Reproduce every line in the listing that contains the word "Vývoj".

===== Data to process =====

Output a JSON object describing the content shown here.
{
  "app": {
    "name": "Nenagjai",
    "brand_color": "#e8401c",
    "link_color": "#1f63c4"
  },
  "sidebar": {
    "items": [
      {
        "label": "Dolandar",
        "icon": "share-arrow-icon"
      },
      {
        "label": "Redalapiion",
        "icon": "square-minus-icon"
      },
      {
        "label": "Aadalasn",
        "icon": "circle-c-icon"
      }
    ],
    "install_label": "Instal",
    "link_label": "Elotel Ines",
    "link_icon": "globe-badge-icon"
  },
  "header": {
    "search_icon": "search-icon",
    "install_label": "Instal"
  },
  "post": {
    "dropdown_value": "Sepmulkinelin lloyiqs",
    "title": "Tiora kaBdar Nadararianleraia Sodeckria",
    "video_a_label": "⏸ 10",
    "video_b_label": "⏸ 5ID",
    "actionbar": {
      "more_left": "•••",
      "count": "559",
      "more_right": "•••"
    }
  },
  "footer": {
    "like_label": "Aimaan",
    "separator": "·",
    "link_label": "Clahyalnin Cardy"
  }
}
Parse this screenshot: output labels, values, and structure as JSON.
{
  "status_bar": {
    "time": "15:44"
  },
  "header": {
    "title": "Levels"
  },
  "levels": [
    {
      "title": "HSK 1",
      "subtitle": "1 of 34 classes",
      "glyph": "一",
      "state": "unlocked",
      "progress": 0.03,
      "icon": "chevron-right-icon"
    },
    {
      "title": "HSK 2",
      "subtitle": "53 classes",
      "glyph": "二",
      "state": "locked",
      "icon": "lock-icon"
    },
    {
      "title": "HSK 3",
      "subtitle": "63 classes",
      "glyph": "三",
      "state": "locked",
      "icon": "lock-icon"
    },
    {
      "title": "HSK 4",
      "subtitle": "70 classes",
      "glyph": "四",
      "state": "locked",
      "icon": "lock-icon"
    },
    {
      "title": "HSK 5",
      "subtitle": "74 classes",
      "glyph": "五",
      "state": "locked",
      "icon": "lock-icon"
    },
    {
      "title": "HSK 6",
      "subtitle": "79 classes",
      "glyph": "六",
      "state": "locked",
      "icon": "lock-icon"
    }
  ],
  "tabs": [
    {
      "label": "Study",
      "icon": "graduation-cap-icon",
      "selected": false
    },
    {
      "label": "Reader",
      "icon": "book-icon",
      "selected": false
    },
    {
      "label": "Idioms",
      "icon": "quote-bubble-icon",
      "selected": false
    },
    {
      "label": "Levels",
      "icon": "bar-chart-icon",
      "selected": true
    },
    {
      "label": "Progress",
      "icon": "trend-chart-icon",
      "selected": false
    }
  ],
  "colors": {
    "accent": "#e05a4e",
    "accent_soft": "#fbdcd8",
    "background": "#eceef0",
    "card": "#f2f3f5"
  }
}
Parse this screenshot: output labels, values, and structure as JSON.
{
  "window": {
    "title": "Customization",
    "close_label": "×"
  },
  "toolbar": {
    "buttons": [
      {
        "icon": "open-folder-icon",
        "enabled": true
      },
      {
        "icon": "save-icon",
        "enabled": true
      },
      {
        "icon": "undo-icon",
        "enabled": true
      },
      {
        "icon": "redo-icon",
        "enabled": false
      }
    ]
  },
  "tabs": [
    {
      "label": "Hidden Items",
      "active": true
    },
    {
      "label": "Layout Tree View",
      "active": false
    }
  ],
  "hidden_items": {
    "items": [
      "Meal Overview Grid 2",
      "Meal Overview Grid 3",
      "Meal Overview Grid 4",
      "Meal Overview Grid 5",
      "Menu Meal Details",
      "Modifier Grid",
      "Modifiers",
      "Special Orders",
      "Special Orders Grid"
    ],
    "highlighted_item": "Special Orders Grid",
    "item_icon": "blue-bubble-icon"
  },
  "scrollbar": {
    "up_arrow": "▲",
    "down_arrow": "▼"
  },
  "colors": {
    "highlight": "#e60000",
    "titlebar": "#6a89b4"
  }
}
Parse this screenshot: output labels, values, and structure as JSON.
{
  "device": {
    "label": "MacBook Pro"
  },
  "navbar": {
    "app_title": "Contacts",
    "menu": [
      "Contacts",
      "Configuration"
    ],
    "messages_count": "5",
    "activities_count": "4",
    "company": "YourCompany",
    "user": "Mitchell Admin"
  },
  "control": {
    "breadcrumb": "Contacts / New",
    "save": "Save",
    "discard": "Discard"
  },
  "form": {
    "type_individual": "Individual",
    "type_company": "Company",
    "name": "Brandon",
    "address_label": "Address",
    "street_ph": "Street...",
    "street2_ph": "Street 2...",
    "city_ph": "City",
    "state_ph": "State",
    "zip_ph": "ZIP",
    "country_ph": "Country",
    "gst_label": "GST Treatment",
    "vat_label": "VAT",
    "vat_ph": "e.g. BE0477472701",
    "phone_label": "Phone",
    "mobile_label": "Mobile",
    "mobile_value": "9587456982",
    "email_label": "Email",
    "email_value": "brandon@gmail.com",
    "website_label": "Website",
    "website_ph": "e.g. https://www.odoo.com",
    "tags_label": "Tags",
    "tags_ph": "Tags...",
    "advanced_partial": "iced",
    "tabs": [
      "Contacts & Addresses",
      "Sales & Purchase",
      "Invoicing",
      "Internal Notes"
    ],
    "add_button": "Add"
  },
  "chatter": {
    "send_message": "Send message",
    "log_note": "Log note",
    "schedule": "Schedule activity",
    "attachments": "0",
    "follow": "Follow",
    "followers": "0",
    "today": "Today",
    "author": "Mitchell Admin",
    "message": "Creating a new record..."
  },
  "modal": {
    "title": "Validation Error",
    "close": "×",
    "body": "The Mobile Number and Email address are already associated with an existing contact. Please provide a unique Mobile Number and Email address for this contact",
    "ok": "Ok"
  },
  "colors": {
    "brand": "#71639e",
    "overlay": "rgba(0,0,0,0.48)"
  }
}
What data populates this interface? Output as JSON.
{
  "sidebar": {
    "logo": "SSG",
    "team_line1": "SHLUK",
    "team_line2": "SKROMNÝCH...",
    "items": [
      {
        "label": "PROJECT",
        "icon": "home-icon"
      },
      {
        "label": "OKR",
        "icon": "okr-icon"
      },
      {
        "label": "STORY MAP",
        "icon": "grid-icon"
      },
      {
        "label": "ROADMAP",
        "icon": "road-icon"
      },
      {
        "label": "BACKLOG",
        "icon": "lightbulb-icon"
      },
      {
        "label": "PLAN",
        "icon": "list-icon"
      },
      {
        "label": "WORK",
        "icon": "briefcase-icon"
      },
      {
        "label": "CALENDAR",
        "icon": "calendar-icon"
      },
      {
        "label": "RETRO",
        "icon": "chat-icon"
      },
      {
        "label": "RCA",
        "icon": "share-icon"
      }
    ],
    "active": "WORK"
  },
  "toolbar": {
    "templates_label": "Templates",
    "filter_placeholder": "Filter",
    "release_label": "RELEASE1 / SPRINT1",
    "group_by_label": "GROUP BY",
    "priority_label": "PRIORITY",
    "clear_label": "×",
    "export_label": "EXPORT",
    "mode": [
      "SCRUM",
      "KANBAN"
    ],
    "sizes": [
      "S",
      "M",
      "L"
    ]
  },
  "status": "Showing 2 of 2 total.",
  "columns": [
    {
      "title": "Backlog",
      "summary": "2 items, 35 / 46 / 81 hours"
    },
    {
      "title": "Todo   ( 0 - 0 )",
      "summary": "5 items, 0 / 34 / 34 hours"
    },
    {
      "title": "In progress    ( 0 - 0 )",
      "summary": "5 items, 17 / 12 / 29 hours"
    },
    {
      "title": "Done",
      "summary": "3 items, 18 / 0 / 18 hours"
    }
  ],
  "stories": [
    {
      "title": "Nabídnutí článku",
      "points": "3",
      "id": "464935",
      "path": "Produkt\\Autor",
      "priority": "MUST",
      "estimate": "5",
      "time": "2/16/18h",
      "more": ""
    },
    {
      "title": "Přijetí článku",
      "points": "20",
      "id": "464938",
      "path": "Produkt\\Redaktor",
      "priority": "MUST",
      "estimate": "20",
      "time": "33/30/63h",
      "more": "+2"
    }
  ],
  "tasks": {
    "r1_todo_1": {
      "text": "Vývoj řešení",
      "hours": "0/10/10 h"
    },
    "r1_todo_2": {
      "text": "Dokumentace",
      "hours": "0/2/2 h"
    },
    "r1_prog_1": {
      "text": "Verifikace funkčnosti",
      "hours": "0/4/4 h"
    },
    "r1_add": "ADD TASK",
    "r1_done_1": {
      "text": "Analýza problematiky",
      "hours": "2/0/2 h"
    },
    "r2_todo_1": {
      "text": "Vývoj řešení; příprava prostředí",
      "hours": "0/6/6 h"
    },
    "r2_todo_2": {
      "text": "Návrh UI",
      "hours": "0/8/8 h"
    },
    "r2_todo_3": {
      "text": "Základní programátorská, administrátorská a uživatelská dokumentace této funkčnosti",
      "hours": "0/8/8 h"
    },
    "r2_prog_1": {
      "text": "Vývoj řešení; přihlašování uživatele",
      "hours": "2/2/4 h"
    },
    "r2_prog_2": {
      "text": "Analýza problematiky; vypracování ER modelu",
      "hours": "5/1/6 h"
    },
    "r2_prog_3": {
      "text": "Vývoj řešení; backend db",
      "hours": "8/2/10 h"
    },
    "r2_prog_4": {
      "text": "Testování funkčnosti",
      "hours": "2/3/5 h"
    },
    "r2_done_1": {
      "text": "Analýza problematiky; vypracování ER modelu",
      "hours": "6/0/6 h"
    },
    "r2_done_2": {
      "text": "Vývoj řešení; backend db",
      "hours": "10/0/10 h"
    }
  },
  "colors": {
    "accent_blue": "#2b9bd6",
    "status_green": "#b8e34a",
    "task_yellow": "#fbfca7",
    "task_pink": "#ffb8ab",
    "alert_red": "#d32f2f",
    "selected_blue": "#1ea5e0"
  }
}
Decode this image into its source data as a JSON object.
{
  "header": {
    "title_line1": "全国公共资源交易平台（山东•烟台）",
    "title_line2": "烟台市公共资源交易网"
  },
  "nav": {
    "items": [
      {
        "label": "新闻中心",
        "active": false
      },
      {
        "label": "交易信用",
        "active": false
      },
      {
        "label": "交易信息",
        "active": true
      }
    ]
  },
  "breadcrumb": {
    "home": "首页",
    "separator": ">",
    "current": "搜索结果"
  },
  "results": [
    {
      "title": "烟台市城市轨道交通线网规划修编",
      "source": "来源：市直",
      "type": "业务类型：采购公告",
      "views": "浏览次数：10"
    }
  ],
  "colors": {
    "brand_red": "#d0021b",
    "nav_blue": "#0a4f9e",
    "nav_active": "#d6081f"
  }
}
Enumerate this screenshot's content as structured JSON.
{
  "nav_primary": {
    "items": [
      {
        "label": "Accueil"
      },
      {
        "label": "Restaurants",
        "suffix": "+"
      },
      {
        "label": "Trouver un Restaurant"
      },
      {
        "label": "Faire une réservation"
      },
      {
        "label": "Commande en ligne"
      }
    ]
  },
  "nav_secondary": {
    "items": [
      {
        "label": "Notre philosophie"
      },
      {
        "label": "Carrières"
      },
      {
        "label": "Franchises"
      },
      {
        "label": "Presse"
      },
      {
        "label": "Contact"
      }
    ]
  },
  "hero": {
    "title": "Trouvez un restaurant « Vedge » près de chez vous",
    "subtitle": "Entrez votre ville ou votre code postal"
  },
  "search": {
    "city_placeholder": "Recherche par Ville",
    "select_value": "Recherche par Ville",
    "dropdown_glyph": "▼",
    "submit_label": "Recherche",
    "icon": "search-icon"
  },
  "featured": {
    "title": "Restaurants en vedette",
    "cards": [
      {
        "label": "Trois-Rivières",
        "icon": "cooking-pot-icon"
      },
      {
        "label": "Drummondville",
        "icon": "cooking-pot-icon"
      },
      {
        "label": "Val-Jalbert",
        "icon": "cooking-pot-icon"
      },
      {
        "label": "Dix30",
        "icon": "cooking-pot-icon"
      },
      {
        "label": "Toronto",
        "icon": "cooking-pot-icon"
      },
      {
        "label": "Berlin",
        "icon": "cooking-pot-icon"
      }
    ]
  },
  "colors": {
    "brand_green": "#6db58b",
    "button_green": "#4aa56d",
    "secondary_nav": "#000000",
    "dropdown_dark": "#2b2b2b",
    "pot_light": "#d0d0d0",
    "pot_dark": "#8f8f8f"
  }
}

=====

• **Answer**:
      "text": "Vývoj řešení",
      "text": "Vývoj řešení; příprava prostředí",
      "text": "Vývoj řešení; přihlašování uživatele",
      "text": "Vývoj řešení; backend db",
      "text": "Vývoj řešení; backend db",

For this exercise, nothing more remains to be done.